What this task involves :: Copy all the material that follows, keeping every character the same.

________________________________________

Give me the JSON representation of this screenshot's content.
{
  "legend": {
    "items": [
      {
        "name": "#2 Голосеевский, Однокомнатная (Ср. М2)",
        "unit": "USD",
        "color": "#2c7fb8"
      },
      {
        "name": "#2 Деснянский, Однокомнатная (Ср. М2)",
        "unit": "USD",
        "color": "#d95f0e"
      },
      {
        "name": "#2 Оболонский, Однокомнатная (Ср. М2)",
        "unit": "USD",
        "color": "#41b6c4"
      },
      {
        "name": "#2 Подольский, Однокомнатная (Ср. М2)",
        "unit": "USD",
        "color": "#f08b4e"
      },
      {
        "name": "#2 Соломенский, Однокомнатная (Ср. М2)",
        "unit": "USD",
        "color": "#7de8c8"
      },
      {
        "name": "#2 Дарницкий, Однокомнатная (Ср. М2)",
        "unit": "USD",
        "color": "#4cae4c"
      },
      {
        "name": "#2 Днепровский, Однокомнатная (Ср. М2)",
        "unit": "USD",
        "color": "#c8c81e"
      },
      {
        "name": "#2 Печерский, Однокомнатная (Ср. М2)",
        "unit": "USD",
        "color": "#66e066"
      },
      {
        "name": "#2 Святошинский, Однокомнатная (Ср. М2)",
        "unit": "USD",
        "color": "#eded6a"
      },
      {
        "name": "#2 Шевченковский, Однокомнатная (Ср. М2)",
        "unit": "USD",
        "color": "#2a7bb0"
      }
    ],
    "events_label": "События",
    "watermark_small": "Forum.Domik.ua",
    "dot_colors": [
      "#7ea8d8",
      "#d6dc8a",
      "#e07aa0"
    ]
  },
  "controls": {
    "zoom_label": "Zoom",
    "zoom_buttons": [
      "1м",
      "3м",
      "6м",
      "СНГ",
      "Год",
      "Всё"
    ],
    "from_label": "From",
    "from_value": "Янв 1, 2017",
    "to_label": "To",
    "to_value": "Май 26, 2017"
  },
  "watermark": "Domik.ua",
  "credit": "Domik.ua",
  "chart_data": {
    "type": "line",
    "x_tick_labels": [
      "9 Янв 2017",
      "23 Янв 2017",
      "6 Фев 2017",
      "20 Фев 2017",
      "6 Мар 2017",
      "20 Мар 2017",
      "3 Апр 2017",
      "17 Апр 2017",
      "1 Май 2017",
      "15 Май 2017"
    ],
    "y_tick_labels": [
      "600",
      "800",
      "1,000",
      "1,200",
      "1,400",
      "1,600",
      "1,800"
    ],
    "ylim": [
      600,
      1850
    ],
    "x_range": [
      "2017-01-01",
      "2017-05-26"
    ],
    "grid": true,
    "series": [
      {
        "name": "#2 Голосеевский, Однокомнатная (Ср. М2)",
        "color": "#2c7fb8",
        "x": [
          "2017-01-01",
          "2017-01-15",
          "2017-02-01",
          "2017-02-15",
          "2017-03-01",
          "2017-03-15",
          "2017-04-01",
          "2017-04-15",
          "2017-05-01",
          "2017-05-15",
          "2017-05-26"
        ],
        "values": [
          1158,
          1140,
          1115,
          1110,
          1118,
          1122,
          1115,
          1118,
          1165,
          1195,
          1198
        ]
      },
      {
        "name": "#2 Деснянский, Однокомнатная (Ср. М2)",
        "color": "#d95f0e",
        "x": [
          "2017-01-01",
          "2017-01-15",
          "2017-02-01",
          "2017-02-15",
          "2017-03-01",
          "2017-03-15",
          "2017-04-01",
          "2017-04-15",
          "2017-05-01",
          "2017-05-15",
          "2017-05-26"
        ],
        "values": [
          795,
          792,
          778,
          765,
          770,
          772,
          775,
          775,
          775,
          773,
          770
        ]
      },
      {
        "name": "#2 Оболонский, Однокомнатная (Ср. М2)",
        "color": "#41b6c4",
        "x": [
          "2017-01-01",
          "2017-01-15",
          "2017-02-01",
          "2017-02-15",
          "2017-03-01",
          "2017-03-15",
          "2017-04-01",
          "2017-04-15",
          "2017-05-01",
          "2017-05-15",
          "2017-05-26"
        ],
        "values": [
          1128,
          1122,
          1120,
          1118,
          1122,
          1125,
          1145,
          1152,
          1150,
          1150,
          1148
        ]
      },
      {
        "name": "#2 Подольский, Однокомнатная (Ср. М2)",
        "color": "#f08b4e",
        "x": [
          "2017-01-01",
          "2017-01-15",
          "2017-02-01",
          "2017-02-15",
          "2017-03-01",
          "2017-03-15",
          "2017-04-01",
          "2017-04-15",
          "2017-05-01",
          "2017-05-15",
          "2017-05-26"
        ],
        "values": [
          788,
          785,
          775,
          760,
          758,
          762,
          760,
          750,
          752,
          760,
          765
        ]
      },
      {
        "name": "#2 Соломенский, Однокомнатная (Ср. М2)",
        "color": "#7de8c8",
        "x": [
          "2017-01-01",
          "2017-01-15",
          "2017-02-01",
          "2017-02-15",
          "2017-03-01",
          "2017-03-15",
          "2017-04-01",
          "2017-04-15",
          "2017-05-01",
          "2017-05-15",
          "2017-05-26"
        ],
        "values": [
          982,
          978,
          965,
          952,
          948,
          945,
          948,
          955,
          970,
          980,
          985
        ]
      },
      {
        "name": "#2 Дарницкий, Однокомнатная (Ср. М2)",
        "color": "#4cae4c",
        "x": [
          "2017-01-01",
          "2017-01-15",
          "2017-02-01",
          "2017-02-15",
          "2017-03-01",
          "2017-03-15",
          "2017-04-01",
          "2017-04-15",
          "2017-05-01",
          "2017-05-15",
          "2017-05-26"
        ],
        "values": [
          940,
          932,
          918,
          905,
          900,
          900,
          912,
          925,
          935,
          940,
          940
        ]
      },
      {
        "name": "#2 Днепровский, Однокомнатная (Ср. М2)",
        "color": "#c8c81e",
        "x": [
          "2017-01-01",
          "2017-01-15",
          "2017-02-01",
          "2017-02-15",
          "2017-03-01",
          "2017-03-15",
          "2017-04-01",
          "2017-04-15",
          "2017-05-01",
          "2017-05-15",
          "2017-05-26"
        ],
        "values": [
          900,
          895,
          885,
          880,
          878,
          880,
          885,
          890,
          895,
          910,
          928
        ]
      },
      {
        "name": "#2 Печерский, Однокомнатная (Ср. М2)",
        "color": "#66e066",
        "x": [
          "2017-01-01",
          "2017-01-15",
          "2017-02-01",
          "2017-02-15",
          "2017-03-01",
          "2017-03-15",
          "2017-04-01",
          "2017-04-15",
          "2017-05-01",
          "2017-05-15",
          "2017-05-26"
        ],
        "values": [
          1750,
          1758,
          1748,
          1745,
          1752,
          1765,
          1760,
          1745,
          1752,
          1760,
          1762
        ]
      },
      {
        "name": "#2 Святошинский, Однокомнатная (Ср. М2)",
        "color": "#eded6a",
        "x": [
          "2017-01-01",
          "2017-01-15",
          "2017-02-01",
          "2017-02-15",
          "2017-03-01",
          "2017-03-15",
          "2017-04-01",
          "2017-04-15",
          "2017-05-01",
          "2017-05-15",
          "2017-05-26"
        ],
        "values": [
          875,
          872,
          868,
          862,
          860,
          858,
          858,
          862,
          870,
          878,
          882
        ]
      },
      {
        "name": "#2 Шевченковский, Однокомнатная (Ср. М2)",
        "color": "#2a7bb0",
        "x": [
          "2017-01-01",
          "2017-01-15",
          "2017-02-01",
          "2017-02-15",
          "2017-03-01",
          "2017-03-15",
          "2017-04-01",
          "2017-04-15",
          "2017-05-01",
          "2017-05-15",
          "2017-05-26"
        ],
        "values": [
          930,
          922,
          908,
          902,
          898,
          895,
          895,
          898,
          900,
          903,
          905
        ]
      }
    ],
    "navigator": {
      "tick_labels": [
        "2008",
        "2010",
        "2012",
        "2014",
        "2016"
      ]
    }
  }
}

________________________________________

Answer to this task ::
Give me the JSON representation of this screenshot's content.
{
  "legend": {
    "items": [
      {
        "name": "#2 Голосеевский, Однокомнатная (Ср. М2)",
        "unit": "USD",
        "color": "#2c7fb8"
      },
      {
        "name": "#2 Деснянский, Однокомнатная (Ср. М2)",
        "unit": "USD",
        "color": "#d95f0e"
      },
      {
        "name": "#2 Оболонский, Однокомнатная (Ср. М2)",
        "unit": "USD",
        "color": "#41b6c4"
      },
      {
        "name": "#2 Подольский, Однокомнатная (Ср. М2)",
        "unit": "USD",
        "color": "#f08b4e"
      },
      {
        "name": "#2 Соломенский, Однокомнатная (Ср. М2)",
        "unit": "USD",
        "color": "#7de8c8"
      },
      {
        "name": "#2 Дарницкий, Однокомнатная (Ср. М2)",
        "unit": "USD",
        "color": "#4cae4c"
      },
      {
        "name": "#2 Днепровский, Однокомнатная (Ср. М2)",
        "unit": "USD",
        "color": "#c8c81e"
      },
      {
        "name": "#2 Печерский, Однокомнатная (Ср. М2)",
        "unit": "USD",
        "color": "#66e066"
      },
      {
        "name": "#2 Святошинский, Однокомнатная (Ср. М2)",
        "unit": "USD",
        "color": "#eded6a"
      },
      {
        "name": "#2 Шевченковский, Однокомнатная (Ср. М2)",
        "unit": "USD",
        "color": "#2a7bb0"
      }
    ],
    "events_label": "События",
    "watermark_small": "Forum.Domik.ua",
    "dot_colors": [
      "#7ea8d8",
      "#d6dc8a",
      "#e07aa0"
    ]
  },
  "controls": {
    "zoom_label": "Zoom",
    "zoom_buttons": [
      "1м",
      "3м",
      "6м",
      "СНГ",
      "Год",
      "Всё"
    ],
    "from_label": "From",
    "from_value": "Янв 1, 2017",
    "to_label": "To",
    "to_value": "Май 26, 2017"
  },
  "watermark": "Domik.ua",
  "credit": "Domik.ua",
  "chart_data": {
    "type": "line",
    "x_tick_labels": [
      "9 Янв 2017",
      "23 Янв 2017",
      "6 Фев 2017",
      "20 Фев 2017",
      "6 Мар 2017",
      "20 Мар 2017",
      "3 Апр 2017",
      "17 Апр 2017",
      "1 Май 2017",
      "15 Май 2017"
    ],
    "y_tick_labels": [
      "600",
      "800",
      "1,000",
      "1,200",
      "1,400",
      "1,600",
      "1,800"
    ],
    "ylim": [
      600,
      1850
    ],
    "x_range": [
      "2017-01-01",
      "2017-05-26"
    ],
    "grid": true,
    "series": [
      {
        "name": "#2 Голосеевский, Однокомнатная (Ср. М2)",
        "color": "#2c7fb8",
        "x": [
          "2017-01-01",
          "2017-01-15",
          "2017-02-01",
          "2017-02-15",
          "2017-03-01",
          "2017-03-15",
          "2017-04-01",
          "2017-04-15",
          "2017-05-01",
          "2017-05-15",
          "2017-05-26"
        ],
        "values": [
          1158,
          1140,
          1115,
          1110,
          1118,
          1122,
          1115,
          1118,
          1165,
          1195,
          1198
        ]
      },
      {
        "name": "#2 Деснянский, Однокомнатная (Ср. М2)",
        "color": "#d95f0e",
        "x": [
          "2017-01-01",
          "2017-01-15",
          "2017-02-01",
          "2017-02-15",
          "2017-03-01",
          "2017-03-15",
          "2017-04-01",
          "2017-04-15",
          "2017-05-01",
          "2017-05-15",
          "2017-05-26"
        ],
        "values": [
          795,
          792,
          778,
          765,
          770,
          772,
          775,
          775,
          775,
          773,
          770
        ]
      },
      {
        "name": "#2 Оболонский, Однокомнатная (Ср. М2)",
        "color": "#41b6c4",
        "x": [
          "2017-01-01",
          "2017-01-15",
          "2017-02-01",
          "2017-02-15",
          "2017-03-01",
          "2017-03-15",
          "2017-04-01",
          "2017-04-15",
          "2017-05-01",
          "2017-05-15",
          "2017-05-26"
        ],
        "values": [
          1128,
          1122,
          1120,
          1118,
          1122,
          1125,
          1145,
          1152,
          1150,
          1150,
          1148
        ]
      },
      {
        "name": "#2 Подольский, Однокомнатная (Ср. М2)",
        "color": "#f08b4e",
        "x": [
          "2017-01-01",
          "2017-01-15",
          "2017-02-01",
          "2017-02-15",
          "2017-03-01",
          "2017-03-15",
          "2017-04-01",
          "2017-04-15",
          "2017-05-01",
          "2017-05-15",
          "2017-05-26"
        ],
        "values": [
          788,
          785,
          775,
          760,
          758,
          762,
          760,
          750,
          752,
          760,
          765
        ]
      },
      {
        "name": "#2 Соломенский, Однокомнатная (Ср. М2)",
        "color": "#7de8c8",
        "x": [
          "2017-01-01",
          "2017-01-15",
          "2017-02-01",
          "2017-02-15",
          "2017-03-01",
          "2017-03-15",
          "2017-04-01",
          "2017-04-15",
          "2017-05-01",
          "2017-05-15",
          "2017-05-26"
        ],
        "values": [
          982,
          978,
          965,
          952,
          948,
          945,
          948,
          955,
          970,
          980,
          985
        ]
      },
      {
        "name": "#2 Дарницкий, Однокомнатная (Ср. М2)",
        "color": "#4cae4c",
        "x": [
          "2017-01-01",
          "2017-01-15",
          "2017-02-01",
          "2017-02-15",
          "2017-03-01",
          "2017-03-15",
          "2017-04-01",
          "2017-04-15",
          "2017-05-01",
          "2017-05-15",
          "2017-05-26"
        ],
        "values": [
          940,
          932,
          918,
          905,
          900,
          900,
          912,
          925,
          935,
          940,
          940
        ]
      },
      {
        "name": "#2 Днепровский, Однокомнатная (Ср. М2)",
        "color": "#c8c81e",
        "x": [
          "2017-01-01",
          "2017-01-15",
          "2017-02-01",
          "2017-02-15",
          "2017-03-01",
          "2017-03-15",
          "2017-04-01",
          "2017-04-15",
          "2017-05-01",
          "2017-05-15",
          "2017-05-26"
        ],
        "values": [
          900,
          895,
          885,
          880,
          878,
          880,
          885,
          890,
          895,
          910,
          928
        ]
      },
      {
        "name": "#2 Печерский, Однокомнатная (Ср. М2)",
        "color": "#66e066",
        "x": [
          "2017-01-01",
          "2017-01-15",
          "2017-02-01",
          "2017-02-15",
          "2017-03-01",
          "2017-03-15",
          "2017-04-01",
          "2017-04-15",
          "2017-05-01",
          "2017-05-15",
          "2017-05-26"
        ],
        "values": [
          1750,
          1758,
          1748,
          1745,
          1752,
          1765,
          1760,
          1745,
          1752,
          1760,
          1762
        ]
      },
      {
        "name": "#2 Святошинский, Однокомнатная (Ср. М2)",
        "color": "#eded6a",
        "x": [
          "2017-01-01",
          "2017-01-15",
          "2017-02-01",
          "2017-02-15",
          "2017-03-01",
          "2017-03-15",
          "2017-04-01",
          "2017-04-15",
          "2017-05-01",
          "2017-05-15",
          "2017-05-26"
        ],
        "values": [
          875,
          872,
          868,
          862,
          860,
          858,
          858,
          862,
          870,
          878,
          882
        ]
      },
      {
        "name": "#2 Шевченковский, Однокомнатная (Ср. М2)",
        "color": "#2a7bb0",
        "x": [
          "2017-01-01",
          "2017-01-15",
          "2017-02-01",
          "2017-02-15",
          "2017-03-01",
          "2017-03-15",
          "2017-04-01",
          "2017-04-15",
          "2017-05-01",
          "2017-05-15",
          "2017-05-26"
        ],
        "values": [
          930,
          922,
          908,
          902,
          898,
          895,
          895,
          898,
          900,
          903,
          905
        ]
      }
    ],
    "navigator": {
      "tick_labels": [
        "2008",
        "2010",
        "2012",
        "2014",
        "2016"
      ]
    }
  }
}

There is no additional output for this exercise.